TASK BRIEF
Below are the records; collect from them each line containing the string "Phạm".

======== RECORDS ========

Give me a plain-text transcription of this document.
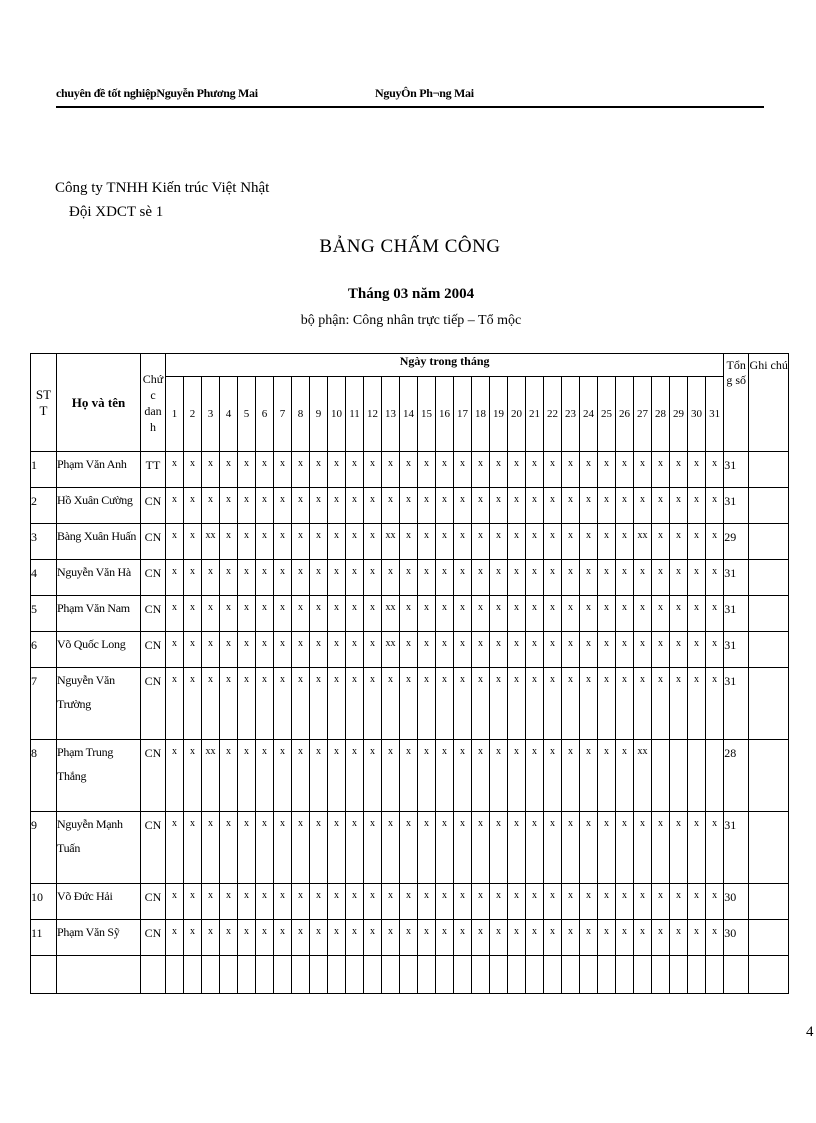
chuyên đề tốt nghiệpNguyễn Phương Mai	NguyÔn Ph¬ng Mai
Công ty TNHH Kiến trúc Việt Nhật
Đội XDCT sè 1
BẢNG CHẤM CÔNG
Tháng 03 năm 2004
bộ phận: Công nhân trực tiếp – Tổ mộc
ST T	Họ và tên	Chứ c dan h	Ngày trong tháng																															Tổn g số	Ghi chú
			1	2	3	4	5	6	7	8	9	10	11	12	13	14	15	16	17	18	19	20	21	22	23	24	25	26	27	28	29	30	31		
1	Phạm Văn Anh	TT	x	x	x	x	x	x	x	x	x	x	x	x	x	x	x	x	x	x	x	x	x	x	x	x	x	x	x	x	x	x	x	31	
2	Hồ Xuân Cường	CN	x	x	x	x	x	x	x	x	x	x	x	x	x	x	x	x	x	x	x	x	x	x	x	x	x	x	x	x	x	x	x	31	
3	Bàng Xuân Huấn	CN	x	x	xx	x	x	x	x	x	x	x	x	x	xx	x	x	x	x	x	x	x	x	x	x	x	x	x	xx	x	x	x	x	29	
4	Nguyễn Văn Hà	CN	x	x	x	x	x	x	x	x	x	x	x	x	x	x	x	x	x	x	x	x	x	x	x	x	x	x	x	x	x	x	x	31	
5	Phạm Văn Nam	CN	x	x	x	x	x	x	x	x	x	x	x	x	xx	x	x	x	x	x	x	x	x	x	x	x	x	x	x	x	x	x	x	31	
6	Võ Quốc Long	CN	x	x	x	x	x	x	x	x	x	x	x	x	xx	x	x	x	x	x	x	x	x	x	x	x	x	x	x	x	x	x	x	31	
7	Nguyễn Văn Trường	CN	x	x	x	x	x	x	x	x	x	x	x	x	x	x	x	x	x	x	x	x	x	x	x	x	x	x	x	x	x	x	x	31	
8	Phạm Trung Thắng	CN	x	x	xx	x	x	x	x	x	x	x	x	x	x	x	x	x	x	x	x	x	x	x	x	x	x	x	xx					28	
9	Nguyễn Mạnh Tuấn	CN	x	x	x	x	x	x	x	x	x	x	x	x	x	x	x	x	x	x	x	x	x	x	x	x	x	x	x	x	x	x	x	31	
10	Võ Đức Hải	CN	x	x	x	x	x	x	x	x	x	x	x	x	x	x	x	x	x	x	x	x	x	x	x	x	x	x	x	x	x	x	x	30	
11	Phạm Văn Sỹ	CN	x	x	x	x	x	x	x	x	x	x	x	x	x	x	x	x	x	x	x	x	x	x	x	x	x	x	x	x	x	x	x	30	

4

========

OUTPUT FOR THIS EXERCISE
1	Phạm Văn Anh	TT	x	x	x	x	x	x	x	x	x	x	x	x	x	x	x	x	x	x	x	x	x	x	x	x	x	x	x	x	x	x	x	31	
5	Phạm Văn Nam	CN	x	x	x	x	x	x	x	x	x	x	x	x	xx	x	x	x	x	x	x	x	x	x	x	x	x	x	x	x	x	x	x	31	
8	Phạm Trung Thắng	CN	x	x	xx	x	x	x	x	x	x	x	x	x	x	x	x	x	x	x	x	x	x	x	x	x	x	x	xx					28	
11	Phạm Văn Sỹ	CN	x	x	x	x	x	x	x	x	x	x	x	x	x	x	x	x	x	x	x	x	x	x	x	x	x	x	x	x	x	x	x	30	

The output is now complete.